# Problem details
Copy out all of the data below with no alterations.

— START OF Records —

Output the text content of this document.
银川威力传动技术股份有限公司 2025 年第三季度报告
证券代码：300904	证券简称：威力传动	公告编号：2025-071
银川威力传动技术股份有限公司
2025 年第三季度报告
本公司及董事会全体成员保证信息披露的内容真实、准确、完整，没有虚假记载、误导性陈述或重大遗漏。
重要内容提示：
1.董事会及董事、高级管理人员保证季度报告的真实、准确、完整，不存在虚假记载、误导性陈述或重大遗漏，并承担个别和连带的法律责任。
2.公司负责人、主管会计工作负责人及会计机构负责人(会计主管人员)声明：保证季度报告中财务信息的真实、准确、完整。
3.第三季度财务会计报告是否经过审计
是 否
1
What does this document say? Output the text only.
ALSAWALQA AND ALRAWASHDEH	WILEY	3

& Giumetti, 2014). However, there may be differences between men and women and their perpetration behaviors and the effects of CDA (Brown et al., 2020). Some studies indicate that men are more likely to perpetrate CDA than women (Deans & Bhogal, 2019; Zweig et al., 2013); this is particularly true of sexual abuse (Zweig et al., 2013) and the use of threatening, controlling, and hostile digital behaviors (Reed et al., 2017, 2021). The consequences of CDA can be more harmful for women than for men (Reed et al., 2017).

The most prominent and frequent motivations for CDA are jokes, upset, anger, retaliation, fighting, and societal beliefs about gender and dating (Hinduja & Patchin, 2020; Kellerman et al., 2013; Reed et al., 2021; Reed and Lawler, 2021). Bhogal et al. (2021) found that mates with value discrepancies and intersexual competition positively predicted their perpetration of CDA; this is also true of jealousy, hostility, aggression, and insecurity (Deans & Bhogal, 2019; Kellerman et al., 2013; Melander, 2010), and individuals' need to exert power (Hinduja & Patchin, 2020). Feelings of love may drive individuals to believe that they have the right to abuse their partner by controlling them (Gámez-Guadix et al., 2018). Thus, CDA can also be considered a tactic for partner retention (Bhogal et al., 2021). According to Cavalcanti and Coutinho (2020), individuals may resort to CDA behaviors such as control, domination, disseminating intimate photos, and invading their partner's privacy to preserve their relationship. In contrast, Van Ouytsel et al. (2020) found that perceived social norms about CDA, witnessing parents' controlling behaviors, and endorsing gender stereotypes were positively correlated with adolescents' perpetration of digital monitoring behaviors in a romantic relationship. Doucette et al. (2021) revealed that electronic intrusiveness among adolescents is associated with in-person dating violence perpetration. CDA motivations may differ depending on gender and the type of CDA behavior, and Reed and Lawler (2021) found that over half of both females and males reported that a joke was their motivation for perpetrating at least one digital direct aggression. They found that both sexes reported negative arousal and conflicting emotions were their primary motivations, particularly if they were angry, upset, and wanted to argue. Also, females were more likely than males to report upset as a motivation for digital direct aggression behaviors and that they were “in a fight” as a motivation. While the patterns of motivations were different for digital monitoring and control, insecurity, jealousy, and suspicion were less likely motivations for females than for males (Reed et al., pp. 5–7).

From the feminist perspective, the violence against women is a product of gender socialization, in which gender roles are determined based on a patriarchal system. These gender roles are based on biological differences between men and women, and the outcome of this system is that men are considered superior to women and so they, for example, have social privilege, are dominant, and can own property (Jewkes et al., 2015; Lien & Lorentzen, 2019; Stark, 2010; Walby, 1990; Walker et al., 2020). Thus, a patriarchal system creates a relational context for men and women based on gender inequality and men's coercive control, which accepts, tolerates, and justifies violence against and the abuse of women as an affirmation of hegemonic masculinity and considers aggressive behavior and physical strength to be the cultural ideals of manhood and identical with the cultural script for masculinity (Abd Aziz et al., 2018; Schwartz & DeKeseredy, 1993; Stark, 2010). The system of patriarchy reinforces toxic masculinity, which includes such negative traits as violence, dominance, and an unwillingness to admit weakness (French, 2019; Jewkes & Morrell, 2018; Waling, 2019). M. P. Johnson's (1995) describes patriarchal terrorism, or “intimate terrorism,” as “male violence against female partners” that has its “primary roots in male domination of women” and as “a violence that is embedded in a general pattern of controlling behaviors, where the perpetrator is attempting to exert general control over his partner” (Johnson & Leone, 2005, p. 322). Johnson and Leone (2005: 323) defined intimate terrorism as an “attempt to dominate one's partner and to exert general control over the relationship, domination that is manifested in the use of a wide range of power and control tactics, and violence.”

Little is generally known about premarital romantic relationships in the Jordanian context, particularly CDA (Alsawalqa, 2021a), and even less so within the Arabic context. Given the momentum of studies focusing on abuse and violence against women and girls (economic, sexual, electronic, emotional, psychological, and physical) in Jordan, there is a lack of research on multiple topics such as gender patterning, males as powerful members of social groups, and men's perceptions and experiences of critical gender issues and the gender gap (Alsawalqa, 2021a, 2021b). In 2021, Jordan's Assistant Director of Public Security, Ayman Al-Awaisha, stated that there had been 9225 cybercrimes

— END OF Records —

# Response to the task
Output the text content of this document.
银川威力传动技术股份有限公司 2025 年第三季度报告
证券代码：300904	证券简称：威力传动	公告编号：2025-071
银川威力传动技术股份有限公司
2025 年第三季度报告
本公司及董事会全体成员保证信息披露的内容真实、准确、完整，没有虚假记载、误导性陈述或重大遗漏。
重要内容提示：
1.董事会及董事、高级管理人员保证季度报告的真实、准确、完整，不存在虚假记载、误导性陈述或重大遗漏，并承担个别和连带的法律责任。
2.公司负责人、主管会计工作负责人及会计机构负责人(会计主管人员)声明：保证季度报告中财务信息的真实、准确、完整。
3.第三季度财务会计报告是否经过审计
是 否
1
What does this document say? Output the text only.
ALSAWALQA AND ALRAWASHDEH	WILEY	3

& Giumetti, 2014). However, there may be differences between men and women and their perpetration behaviors and the effects of CDA (Brown et al., 2020). Some studies indicate that men are more likely to perpetrate CDA than women (Deans & Bhogal, 2019; Zweig et al., 2013); this is particularly true of sexual abuse (Zweig et al., 2013) and the use of threatening, controlling, and hostile digital behaviors (Reed et al., 2017, 2021). The consequences of CDA can be more harmful for women than for men (Reed et al., 2017).

The most prominent and frequent motivations for CDA are jokes, upset, anger, retaliation, fighting, and societal beliefs about gender and dating (Hinduja & Patchin, 2020; Kellerman et al., 2013; Reed et al., 2021; Reed and Lawler, 2021). Bhogal et al. (2021) found that mates with value discrepancies and intersexual competition positively predicted their perpetration of CDA; this is also true of jealousy, hostility, aggression, and insecurity (Deans & Bhogal, 2019; Kellerman et al., 2013; Melander, 2010), and individuals' need to exert power (Hinduja & Patchin, 2020). Feelings of love may drive individuals to believe that they have the right to abuse their partner by controlling them (Gámez-Guadix et al., 2018). Thus, CDA can also be considered a tactic for partner retention (Bhogal et al., 2021). According to Cavalcanti and Coutinho (2020), individuals may resort to CDA behaviors such as control, domination, disseminating intimate photos, and invading their partner's privacy to preserve their relationship. In contrast, Van Ouytsel et al. (2020) found that perceived social norms about CDA, witnessing parents' controlling behaviors, and endorsing gender stereotypes were positively correlated with adolescents' perpetration of digital monitoring behaviors in a romantic relationship. Doucette et al. (2021) revealed that electronic intrusiveness among adolescents is associated with in-person dating violence perpetration. CDA motivations may differ depending on gender and the type of CDA behavior, and Reed and Lawler (2021) found that over half of both females and males reported that a joke was their motivation for perpetrating at least one digital direct aggression. They found that both sexes reported negative arousal and conflicting emotions were their primary motivations, particularly if they were angry, upset, and wanted to argue. Also, females were more likely than males to report upset as a motivation for digital direct aggression behaviors and that they were “in a fight” as a motivation. While the patterns of motivations were different for digital monitoring and control, insecurity, jealousy, and suspicion were less likely motivations for females than for males (Reed et al., pp. 5–7).

From the feminist perspective, the violence against women is a product of gender socialization, in which gender roles are determined based on a patriarchal system. These gender roles are based on biological differences between men and women, and the outcome of this system is that men are considered superior to women and so they, for example, have social privilege, are dominant, and can own property (Jewkes et al., 2015; Lien & Lorentzen, 2019; Stark, 2010; Walby, 1990; Walker et al., 2020). Thus, a patriarchal system creates a relational context for men and women based on gender inequality and men's coercive control, which accepts, tolerates, and justifies violence against and the abuse of women as an affirmation of hegemonic masculinity and considers aggressive behavior and physical strength to be the cultural ideals of manhood and identical with the cultural script for masculinity (Abd Aziz et al., 2018; Schwartz & DeKeseredy, 1993; Stark, 2010). The system of patriarchy reinforces toxic masculinity, which includes such negative traits as violence, dominance, and an unwillingness to admit weakness (French, 2019; Jewkes & Morrell, 2018; Waling, 2019). M. P. Johnson's (1995) describes patriarchal terrorism, or “intimate terrorism,” as “male violence against female partners” that has its “primary roots in male domination of women” and as “a violence that is embedded in a general pattern of controlling behaviors, where the perpetrator is attempting to exert general control over his partner” (Johnson & Leone, 2005, p. 322). Johnson and Leone (2005: 323) defined intimate terrorism as an “attempt to dominate one's partner and to exert general control over the relationship, domination that is manifested in the use of a wide range of power and control tactics, and violence.”

Little is generally known about premarital romantic relationships in the Jordanian context, particularly CDA (Alsawalqa, 2021a), and even less so within the Arabic context. Given the momentum of studies focusing on abuse and violence against women and girls (economic, sexual, electronic, emotional, psychological, and physical) in Jordan, there is a lack of research on multiple topics such as gender patterning, males as powerful members of social groups, and men's perceptions and experiences of critical gender issues and the gender gap (Alsawalqa, 2021a, 2021b). In 2021, Jordan's Assistant Director of Public Security, Ayman Al-Awaisha, stated that there had been 9225 cybercrimes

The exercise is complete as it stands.